Write out the complete material exactly as it stands.

^^^^^^^^^^^^^^^^

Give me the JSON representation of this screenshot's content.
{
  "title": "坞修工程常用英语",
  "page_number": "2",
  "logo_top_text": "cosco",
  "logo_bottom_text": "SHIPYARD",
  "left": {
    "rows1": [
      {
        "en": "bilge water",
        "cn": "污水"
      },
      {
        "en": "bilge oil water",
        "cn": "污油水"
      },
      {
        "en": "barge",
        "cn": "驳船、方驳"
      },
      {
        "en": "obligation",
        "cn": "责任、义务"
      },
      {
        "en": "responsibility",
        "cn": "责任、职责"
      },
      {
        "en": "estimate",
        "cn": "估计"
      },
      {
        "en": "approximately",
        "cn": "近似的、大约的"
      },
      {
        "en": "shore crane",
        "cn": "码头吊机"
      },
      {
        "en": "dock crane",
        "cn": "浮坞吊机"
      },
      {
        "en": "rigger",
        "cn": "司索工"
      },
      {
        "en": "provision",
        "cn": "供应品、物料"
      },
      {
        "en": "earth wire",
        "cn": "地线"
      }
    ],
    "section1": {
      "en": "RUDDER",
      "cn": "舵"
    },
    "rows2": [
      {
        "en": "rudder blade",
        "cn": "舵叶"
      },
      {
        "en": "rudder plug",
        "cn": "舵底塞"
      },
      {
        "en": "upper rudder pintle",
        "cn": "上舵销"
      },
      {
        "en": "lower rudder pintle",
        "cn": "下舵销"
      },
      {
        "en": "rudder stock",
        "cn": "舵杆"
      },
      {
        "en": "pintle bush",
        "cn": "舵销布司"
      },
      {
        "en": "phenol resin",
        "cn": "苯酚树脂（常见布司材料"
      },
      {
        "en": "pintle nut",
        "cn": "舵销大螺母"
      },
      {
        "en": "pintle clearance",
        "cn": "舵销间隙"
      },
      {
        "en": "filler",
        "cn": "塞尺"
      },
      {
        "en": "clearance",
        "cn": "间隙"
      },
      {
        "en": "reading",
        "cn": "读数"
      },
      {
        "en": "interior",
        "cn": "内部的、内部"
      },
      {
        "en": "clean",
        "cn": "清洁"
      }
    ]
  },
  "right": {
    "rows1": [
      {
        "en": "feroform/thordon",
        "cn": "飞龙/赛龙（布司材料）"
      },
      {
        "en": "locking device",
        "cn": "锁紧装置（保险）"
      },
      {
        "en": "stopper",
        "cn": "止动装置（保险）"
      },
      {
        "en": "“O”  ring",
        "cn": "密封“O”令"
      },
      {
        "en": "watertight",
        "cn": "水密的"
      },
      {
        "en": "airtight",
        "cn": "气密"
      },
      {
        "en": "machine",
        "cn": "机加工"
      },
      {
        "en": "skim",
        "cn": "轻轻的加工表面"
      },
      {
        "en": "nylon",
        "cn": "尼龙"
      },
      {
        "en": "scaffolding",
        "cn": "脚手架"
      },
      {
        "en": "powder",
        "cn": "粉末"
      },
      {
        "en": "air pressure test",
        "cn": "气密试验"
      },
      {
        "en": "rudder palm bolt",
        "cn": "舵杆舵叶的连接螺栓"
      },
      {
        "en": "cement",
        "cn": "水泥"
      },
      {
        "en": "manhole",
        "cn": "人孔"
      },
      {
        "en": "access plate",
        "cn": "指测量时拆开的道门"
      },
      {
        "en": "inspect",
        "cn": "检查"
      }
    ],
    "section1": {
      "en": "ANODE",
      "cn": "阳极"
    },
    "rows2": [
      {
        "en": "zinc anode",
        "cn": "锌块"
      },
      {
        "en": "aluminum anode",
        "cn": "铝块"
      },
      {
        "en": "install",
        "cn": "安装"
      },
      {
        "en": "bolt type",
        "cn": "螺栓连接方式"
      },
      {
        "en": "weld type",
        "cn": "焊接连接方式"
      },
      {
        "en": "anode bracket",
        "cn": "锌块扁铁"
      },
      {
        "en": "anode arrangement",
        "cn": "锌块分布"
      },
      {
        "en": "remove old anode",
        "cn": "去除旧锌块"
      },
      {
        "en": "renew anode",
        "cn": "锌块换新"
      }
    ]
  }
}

^^^^^^^^^^^^^^^^

▸ Written solution
Give me the JSON representation of this screenshot's content.
{
  "title": "坞修工程常用英语",
  "page_number": "2",
  "logo_top_text": "cosco",
  "logo_bottom_text": "SHIPYARD",
  "left": {
    "rows1": [
      {
        "en": "bilge water",
        "cn": "污水"
      },
      {
        "en": "bilge oil water",
        "cn": "污油水"
      },
      {
        "en": "barge",
        "cn": "驳船、方驳"
      },
      {
        "en": "obligation",
        "cn": "责任、义务"
      },
      {
        "en": "responsibility",
        "cn": "责任、职责"
      },
      {
        "en": "estimate",
        "cn": "估计"
      },
      {
        "en": "approximately",
        "cn": "近似的、大约的"
      },
      {
        "en": "shore crane",
        "cn": "码头吊机"
      },
      {
        "en": "dock crane",
        "cn": "浮坞吊机"
      },
      {
        "en": "rigger",
        "cn": "司索工"
      },
      {
        "en": "provision",
        "cn": "供应品、物料"
      },
      {
        "en": "earth wire",
        "cn": "地线"
      }
    ],
    "section1": {
      "en": "RUDDER",
      "cn": "舵"
    },
    "rows2": [
      {
        "en": "rudder blade",
        "cn": "舵叶"
      },
      {
        "en": "rudder plug",
        "cn": "舵底塞"
      },
      {
        "en": "upper rudder pintle",
        "cn": "上舵销"
      },
      {
        "en": "lower rudder pintle",
        "cn": "下舵销"
      },
      {
        "en": "rudder stock",
        "cn": "舵杆"
      },
      {
        "en": "pintle bush",
        "cn": "舵销布司"
      },
      {
        "en": "phenol resin",
        "cn": "苯酚树脂（常见布司材料"
      },
      {
        "en": "pintle nut",
        "cn": "舵销大螺母"
      },
      {
        "en": "pintle clearance",
        "cn": "舵销间隙"
      },
      {
        "en": "filler",
        "cn": "塞尺"
      },
      {
        "en": "clearance",
        "cn": "间隙"
      },
      {
        "en": "reading",
        "cn": "读数"
      },
      {
        "en": "interior",
        "cn": "内部的、内部"
      },
      {
        "en": "clean",
        "cn": "清洁"
      }
    ]
  },
  "right": {
    "rows1": [
      {
        "en": "feroform/thordon",
        "cn": "飞龙/赛龙（布司材料）"
      },
      {
        "en": "locking device",
        "cn": "锁紧装置（保险）"
      },
      {
        "en": "stopper",
        "cn": "止动装置（保险）"
      },
      {
        "en": "“O”  ring",
        "cn": "密封“O”令"
      },
      {
        "en": "watertight",
        "cn": "水密的"
      },
      {
        "en": "airtight",
        "cn": "气密"
      },
      {
        "en": "machine",
        "cn": "机加工"
      },
      {
        "en": "skim",
        "cn": "轻轻的加工表面"
      },
      {
        "en": "nylon",
        "cn": "尼龙"
      },
      {
        "en": "scaffolding",
        "cn": "脚手架"
      },
      {
        "en": "powder",
        "cn": "粉末"
      },
      {
        "en": "air pressure test",
        "cn": "气密试验"
      },
      {
        "en": "rudder palm bolt",
        "cn": "舵杆舵叶的连接螺栓"
      },
      {
        "en": "cement",
        "cn": "水泥"
      },
      {
        "en": "manhole",
        "cn": "人孔"
      },
      {
        "en": "access plate",
        "cn": "指测量时拆开的道门"
      },
      {
        "en": "inspect",
        "cn": "检查"
      }
    ],
    "section1": {
      "en": "ANODE",
      "cn": "阳极"
    },
    "rows2": [
      {
        "en": "zinc anode",
        "cn": "锌块"
      },
      {
        "en": "aluminum anode",
        "cn": "铝块"
      },
      {
        "en": "install",
        "cn": "安装"
      },
      {
        "en": "bolt type",
        "cn": "螺栓连接方式"
      },
      {
        "en": "weld type",
        "cn": "焊接连接方式"
      },
      {
        "en": "anode bracket",
        "cn": "锌块扁铁"
      },
      {
        "en": "anode arrangement",
        "cn": "锌块分布"
      },
      {
        "en": "remove old anode",
        "cn": "去除旧锌块"
      },
      {
        "en": "renew anode",
        "cn": "锌块换新"
      }
    ]
  }
}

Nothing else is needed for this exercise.